▶ **Information given**
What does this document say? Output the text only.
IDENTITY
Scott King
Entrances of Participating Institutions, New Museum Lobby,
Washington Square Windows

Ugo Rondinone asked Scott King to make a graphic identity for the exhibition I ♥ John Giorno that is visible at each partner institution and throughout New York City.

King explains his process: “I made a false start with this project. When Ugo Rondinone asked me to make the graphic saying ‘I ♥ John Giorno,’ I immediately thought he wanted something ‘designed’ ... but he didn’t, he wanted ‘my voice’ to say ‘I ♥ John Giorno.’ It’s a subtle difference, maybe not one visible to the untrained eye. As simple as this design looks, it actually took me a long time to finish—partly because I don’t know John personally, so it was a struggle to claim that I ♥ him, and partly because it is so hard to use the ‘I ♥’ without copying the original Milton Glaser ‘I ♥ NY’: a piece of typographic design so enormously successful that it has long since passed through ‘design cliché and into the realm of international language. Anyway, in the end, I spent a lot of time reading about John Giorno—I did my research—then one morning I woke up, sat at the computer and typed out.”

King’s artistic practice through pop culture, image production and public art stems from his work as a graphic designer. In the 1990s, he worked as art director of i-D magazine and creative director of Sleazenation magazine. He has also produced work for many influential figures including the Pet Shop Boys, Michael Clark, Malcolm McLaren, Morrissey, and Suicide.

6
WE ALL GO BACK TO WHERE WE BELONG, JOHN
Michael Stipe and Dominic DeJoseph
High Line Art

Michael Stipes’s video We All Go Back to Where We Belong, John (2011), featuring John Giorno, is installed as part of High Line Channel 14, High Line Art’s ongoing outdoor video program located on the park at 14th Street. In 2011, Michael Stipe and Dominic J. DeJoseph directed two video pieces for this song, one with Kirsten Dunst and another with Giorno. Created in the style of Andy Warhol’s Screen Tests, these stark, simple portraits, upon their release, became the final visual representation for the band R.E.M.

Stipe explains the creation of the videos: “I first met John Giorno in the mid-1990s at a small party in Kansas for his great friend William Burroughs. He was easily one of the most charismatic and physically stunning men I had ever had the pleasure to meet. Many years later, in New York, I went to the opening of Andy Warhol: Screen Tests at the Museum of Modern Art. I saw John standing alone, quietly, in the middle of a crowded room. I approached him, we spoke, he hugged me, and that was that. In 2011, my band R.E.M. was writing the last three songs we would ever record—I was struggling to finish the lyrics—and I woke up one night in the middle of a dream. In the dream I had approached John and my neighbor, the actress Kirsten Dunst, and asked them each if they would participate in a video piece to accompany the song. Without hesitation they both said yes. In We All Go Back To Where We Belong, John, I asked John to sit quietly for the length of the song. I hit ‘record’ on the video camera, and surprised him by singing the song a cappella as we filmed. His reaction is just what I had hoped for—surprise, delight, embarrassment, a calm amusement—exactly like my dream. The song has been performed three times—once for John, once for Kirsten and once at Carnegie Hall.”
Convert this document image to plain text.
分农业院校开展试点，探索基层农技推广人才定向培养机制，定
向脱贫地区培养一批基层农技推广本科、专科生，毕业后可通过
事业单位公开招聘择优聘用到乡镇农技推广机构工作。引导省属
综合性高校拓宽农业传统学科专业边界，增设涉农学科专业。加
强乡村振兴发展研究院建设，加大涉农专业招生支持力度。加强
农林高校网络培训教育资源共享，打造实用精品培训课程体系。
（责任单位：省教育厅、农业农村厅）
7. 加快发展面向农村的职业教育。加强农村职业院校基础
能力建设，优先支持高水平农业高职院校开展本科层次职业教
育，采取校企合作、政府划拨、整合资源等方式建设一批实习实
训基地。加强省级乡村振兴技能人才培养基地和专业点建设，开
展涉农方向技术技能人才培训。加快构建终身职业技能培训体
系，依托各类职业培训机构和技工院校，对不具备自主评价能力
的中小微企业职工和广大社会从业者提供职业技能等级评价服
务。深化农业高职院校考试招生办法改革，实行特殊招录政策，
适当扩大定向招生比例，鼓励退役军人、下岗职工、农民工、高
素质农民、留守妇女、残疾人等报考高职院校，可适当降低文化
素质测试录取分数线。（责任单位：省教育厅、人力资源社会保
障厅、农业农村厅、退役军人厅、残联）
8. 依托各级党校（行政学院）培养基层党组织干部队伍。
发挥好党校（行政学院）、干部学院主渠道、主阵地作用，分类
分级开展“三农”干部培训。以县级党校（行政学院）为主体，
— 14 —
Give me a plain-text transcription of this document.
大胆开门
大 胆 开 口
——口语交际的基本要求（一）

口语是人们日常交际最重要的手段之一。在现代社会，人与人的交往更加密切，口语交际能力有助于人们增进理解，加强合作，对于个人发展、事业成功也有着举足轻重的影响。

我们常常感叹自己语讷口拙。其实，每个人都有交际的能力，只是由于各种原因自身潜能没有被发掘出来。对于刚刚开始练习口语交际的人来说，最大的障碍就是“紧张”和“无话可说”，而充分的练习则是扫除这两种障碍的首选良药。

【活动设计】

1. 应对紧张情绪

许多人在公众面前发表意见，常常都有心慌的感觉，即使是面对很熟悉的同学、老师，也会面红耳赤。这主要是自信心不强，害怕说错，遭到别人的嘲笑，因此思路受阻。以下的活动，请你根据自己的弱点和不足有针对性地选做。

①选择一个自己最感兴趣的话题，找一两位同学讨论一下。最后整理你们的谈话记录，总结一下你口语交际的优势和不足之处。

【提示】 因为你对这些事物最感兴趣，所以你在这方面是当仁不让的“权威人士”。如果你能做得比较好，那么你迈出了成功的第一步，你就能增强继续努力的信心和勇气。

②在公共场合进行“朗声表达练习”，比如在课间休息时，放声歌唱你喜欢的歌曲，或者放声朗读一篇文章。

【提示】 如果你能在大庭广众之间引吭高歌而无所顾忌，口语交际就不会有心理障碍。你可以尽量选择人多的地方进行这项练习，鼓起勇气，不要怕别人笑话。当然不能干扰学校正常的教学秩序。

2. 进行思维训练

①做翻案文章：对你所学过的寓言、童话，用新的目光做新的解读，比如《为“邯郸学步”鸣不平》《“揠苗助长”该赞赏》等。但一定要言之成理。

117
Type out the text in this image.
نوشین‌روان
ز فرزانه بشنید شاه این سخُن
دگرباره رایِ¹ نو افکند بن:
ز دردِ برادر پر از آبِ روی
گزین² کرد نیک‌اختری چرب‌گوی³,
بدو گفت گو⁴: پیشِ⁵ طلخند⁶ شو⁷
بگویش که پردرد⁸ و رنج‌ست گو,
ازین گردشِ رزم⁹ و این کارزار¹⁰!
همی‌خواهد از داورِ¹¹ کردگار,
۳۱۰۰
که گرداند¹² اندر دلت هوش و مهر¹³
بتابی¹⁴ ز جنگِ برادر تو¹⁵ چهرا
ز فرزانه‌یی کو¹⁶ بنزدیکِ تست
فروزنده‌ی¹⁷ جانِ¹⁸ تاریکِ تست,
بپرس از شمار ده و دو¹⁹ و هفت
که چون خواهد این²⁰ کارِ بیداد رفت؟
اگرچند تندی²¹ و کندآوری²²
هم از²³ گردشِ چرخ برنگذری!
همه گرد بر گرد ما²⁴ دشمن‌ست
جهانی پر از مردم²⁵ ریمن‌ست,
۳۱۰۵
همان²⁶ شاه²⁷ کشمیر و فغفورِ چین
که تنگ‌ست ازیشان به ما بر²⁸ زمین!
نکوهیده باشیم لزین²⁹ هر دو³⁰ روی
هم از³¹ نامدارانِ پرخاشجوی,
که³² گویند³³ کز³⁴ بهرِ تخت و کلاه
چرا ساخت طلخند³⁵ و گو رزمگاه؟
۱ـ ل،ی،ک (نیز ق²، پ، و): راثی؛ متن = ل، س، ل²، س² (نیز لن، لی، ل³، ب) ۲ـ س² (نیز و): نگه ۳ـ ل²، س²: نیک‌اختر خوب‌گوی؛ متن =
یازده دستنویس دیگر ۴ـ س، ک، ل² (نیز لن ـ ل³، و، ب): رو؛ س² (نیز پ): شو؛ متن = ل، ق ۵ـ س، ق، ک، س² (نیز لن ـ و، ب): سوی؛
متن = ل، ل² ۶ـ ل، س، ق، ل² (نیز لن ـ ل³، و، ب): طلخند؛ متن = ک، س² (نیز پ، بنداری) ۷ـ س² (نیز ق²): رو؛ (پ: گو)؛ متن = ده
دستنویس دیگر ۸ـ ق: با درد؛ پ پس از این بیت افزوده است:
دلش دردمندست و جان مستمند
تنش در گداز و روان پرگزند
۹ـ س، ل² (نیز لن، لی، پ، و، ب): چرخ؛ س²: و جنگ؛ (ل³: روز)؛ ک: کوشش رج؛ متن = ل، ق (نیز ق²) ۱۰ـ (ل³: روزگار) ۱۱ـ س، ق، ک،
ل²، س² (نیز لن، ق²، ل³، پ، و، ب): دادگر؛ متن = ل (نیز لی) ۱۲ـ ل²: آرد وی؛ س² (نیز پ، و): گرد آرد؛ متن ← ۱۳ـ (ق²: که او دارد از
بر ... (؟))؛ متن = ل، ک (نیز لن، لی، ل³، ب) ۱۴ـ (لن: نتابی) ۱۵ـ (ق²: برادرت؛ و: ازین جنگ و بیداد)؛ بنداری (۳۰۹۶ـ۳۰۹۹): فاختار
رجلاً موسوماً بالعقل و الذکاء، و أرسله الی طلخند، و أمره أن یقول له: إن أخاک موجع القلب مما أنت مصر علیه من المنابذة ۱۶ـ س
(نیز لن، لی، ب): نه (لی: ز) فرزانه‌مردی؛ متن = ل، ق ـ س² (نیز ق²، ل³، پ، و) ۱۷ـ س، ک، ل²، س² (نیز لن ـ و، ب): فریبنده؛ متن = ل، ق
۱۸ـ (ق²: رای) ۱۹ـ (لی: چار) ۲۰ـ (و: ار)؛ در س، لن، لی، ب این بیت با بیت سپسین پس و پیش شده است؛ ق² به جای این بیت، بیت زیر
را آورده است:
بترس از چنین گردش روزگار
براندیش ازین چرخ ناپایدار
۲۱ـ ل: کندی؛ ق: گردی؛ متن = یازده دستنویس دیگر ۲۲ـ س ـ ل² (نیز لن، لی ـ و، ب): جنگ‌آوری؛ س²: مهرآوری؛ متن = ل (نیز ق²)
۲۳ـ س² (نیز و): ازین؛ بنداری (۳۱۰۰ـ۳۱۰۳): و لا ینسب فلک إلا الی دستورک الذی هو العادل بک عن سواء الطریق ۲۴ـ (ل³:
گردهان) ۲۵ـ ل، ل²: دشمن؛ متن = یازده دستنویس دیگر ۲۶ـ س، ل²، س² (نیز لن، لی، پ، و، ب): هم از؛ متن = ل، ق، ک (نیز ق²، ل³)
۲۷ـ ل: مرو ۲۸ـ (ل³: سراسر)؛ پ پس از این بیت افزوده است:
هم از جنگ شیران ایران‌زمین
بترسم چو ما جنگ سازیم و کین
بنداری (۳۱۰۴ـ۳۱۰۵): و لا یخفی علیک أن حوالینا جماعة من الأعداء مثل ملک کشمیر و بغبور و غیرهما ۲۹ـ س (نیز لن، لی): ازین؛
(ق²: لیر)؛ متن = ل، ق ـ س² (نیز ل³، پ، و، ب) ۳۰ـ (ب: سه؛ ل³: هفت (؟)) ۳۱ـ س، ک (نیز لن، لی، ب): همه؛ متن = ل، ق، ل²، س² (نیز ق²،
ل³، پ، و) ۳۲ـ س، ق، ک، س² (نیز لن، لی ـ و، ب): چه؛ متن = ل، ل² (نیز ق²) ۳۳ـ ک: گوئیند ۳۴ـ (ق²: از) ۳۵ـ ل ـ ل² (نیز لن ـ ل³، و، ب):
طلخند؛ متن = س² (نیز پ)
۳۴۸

▶ **What the task requires**
Find the word "省教育厅" in the entries, and copy every line it shows up in.

▶ **Task response**
（责任单位：省教育厅、农业农村厅）
素质测试录取分数线。（责任单位：省教育厅、人力资源社会保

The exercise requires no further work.